STATED GOAL »
List the lines of this listing that hold the word "Ospedale".

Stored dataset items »
***

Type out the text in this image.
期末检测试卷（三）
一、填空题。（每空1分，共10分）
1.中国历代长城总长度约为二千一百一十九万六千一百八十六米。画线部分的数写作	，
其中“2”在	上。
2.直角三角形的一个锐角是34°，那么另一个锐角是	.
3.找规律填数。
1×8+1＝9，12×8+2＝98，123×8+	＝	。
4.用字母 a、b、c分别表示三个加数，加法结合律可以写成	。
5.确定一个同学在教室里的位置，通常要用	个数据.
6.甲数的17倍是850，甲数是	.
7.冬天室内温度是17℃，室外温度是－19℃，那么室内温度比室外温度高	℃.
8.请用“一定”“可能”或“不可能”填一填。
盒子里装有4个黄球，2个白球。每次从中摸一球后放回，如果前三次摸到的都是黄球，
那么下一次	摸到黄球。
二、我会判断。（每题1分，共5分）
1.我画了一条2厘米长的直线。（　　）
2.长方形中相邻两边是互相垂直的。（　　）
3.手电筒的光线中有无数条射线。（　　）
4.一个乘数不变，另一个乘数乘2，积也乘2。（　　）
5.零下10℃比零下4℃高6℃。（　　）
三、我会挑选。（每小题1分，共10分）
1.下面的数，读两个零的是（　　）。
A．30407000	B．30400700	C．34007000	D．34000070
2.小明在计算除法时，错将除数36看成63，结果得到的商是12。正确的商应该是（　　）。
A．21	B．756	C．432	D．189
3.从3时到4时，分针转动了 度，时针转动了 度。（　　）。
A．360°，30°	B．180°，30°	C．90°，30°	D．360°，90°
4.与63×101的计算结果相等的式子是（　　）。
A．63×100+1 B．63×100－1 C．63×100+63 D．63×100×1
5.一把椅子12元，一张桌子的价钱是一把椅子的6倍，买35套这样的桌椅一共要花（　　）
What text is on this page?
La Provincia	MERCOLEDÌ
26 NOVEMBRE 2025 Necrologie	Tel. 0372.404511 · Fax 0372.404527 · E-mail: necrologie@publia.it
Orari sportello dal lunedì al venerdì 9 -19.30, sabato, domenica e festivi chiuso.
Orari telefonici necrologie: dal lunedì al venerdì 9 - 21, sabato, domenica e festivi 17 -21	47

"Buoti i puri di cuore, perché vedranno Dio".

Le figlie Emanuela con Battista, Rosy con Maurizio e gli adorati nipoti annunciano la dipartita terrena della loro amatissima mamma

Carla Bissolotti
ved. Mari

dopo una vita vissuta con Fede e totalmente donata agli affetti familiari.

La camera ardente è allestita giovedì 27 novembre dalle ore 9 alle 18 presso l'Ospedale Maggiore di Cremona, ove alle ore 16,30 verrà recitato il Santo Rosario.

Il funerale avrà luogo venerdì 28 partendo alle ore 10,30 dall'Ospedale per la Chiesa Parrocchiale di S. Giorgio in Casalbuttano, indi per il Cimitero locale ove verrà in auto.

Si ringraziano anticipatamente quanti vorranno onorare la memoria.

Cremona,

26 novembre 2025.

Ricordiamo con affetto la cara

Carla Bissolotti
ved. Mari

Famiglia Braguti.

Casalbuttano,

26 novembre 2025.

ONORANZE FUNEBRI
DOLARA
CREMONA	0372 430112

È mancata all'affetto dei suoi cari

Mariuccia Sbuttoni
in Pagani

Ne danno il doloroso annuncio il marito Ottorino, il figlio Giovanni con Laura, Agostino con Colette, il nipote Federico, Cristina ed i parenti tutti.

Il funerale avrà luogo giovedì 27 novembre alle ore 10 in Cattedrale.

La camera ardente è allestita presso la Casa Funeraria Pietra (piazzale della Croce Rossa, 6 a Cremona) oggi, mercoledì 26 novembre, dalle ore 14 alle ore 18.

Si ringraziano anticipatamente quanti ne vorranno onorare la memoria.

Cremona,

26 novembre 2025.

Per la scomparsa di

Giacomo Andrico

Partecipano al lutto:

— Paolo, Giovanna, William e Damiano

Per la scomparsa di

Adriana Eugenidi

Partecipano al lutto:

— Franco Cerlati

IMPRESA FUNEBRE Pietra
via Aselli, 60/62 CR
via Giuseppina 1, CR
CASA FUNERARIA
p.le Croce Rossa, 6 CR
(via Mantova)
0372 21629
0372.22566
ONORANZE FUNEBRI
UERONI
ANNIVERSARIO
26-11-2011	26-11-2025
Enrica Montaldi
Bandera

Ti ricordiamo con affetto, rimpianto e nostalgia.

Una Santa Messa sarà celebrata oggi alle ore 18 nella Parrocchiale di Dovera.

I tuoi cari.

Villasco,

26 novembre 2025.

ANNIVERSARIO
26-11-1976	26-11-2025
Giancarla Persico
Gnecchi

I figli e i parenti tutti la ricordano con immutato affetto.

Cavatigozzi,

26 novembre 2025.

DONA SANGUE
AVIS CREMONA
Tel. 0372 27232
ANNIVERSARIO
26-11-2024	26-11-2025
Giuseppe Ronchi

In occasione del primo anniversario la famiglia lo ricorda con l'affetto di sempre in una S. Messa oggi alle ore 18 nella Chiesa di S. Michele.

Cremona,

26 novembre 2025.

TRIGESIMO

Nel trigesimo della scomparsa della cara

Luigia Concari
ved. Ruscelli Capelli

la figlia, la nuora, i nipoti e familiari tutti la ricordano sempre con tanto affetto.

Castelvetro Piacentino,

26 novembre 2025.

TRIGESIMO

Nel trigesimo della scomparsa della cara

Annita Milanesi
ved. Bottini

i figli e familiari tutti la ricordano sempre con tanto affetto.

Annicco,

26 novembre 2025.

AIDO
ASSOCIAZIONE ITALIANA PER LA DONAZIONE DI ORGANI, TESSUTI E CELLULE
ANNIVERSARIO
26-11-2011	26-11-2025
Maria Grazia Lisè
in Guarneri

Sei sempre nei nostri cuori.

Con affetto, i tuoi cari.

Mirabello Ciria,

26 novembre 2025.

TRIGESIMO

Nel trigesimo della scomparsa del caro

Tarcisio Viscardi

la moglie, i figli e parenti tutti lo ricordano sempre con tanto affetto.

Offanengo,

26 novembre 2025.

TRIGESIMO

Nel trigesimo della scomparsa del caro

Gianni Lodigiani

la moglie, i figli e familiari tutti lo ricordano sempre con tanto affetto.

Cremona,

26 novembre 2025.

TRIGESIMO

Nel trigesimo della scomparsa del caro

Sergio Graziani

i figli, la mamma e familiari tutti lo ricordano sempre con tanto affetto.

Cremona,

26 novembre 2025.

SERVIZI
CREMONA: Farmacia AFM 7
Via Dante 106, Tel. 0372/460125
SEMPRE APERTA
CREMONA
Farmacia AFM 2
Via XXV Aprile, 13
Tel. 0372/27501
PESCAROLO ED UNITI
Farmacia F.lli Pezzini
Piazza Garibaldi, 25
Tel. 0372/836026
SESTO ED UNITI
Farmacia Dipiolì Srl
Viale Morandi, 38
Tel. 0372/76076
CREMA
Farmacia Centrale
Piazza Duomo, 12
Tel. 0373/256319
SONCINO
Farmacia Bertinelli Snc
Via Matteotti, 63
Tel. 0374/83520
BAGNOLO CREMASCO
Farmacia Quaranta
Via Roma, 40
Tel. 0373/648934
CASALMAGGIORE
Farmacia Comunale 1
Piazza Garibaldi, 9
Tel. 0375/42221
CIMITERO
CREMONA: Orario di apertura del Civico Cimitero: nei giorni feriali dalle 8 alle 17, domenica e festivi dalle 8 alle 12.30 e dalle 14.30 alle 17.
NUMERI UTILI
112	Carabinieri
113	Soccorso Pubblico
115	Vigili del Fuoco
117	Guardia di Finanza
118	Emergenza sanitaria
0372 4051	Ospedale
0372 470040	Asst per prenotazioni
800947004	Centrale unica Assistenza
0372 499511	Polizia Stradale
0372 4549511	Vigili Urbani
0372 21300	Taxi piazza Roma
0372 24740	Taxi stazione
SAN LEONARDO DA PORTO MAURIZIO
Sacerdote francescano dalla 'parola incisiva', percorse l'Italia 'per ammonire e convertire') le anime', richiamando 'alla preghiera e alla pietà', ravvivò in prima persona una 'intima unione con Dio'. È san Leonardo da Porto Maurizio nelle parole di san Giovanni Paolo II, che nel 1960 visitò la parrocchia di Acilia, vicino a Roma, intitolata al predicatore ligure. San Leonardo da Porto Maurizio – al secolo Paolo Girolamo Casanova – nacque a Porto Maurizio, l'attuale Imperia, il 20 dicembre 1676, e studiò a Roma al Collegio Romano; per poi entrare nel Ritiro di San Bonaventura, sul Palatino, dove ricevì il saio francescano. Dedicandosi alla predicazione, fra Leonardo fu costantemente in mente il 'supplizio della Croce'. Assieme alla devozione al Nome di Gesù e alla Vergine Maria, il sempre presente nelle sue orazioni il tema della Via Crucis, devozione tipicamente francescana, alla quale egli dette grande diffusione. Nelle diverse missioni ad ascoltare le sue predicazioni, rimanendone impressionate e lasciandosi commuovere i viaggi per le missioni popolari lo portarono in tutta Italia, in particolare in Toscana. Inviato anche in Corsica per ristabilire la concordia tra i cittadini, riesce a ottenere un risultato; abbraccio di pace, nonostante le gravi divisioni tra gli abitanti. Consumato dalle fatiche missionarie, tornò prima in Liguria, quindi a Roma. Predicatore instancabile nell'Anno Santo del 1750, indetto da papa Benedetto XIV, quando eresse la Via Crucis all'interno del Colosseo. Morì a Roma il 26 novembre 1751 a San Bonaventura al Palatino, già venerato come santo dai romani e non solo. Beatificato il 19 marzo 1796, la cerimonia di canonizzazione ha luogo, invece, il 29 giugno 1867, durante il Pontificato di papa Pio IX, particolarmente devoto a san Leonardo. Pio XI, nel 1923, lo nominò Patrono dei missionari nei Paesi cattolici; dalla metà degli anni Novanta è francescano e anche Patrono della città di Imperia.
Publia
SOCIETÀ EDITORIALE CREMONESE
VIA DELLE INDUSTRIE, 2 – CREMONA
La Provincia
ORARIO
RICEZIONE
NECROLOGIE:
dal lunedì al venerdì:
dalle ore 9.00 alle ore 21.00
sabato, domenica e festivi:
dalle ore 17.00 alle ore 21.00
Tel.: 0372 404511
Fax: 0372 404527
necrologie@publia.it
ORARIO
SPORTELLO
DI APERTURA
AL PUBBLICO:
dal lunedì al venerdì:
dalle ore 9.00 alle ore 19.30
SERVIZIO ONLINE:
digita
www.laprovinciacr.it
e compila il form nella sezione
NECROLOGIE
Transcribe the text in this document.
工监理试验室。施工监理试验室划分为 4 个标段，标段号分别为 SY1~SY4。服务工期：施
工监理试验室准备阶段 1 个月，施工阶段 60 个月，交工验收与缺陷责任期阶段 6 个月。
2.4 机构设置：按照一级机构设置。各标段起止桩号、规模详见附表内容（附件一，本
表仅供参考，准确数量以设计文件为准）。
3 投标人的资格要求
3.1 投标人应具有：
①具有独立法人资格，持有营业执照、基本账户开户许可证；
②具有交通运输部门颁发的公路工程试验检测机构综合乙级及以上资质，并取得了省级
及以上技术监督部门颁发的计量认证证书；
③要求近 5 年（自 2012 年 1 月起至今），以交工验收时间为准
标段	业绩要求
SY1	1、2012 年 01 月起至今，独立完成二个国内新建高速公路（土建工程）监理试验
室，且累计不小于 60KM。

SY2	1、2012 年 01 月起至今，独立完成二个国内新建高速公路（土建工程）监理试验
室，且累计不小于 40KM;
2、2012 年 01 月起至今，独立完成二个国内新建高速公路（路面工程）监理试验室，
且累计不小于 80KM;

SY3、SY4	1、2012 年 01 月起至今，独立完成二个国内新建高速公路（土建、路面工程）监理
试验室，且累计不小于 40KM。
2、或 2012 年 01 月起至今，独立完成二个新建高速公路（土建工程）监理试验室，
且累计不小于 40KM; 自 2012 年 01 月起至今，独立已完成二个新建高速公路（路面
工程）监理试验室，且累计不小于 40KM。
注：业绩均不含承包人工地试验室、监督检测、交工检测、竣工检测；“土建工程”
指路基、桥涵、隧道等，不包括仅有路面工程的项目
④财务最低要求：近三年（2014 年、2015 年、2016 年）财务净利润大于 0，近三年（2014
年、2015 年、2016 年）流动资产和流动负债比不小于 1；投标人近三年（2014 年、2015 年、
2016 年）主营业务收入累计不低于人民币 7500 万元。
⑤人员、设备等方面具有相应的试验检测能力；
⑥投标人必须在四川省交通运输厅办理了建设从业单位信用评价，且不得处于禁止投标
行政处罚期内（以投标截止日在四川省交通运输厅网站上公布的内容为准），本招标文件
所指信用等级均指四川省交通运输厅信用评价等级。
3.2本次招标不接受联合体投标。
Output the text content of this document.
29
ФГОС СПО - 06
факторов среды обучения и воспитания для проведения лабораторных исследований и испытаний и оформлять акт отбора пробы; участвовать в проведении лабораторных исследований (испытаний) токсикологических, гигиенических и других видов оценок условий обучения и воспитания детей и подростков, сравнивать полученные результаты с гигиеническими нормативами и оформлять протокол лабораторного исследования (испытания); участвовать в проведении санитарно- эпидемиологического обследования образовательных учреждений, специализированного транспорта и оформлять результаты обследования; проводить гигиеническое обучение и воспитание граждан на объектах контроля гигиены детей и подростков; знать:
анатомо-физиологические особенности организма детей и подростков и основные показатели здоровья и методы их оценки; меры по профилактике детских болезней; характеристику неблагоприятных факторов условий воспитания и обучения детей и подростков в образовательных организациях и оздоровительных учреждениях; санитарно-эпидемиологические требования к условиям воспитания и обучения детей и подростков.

***

FINAL RESULT »
La camera ardente è allestita giovedì 27 novembre dalle ore 9 alle 18 presso l'Ospedale Maggiore di Cremona, ove alle ore 16,30 verrà recitato il Santo Rosario.
Il funerale avrà luogo venerdì 28 partendo alle ore 10,30 dall'Ospedale per la Chiesa Parrocchiale di S. Giorgio in Casalbuttano, indi per il Cimitero locale ove verrà in auto.
0372 4051	Ospedale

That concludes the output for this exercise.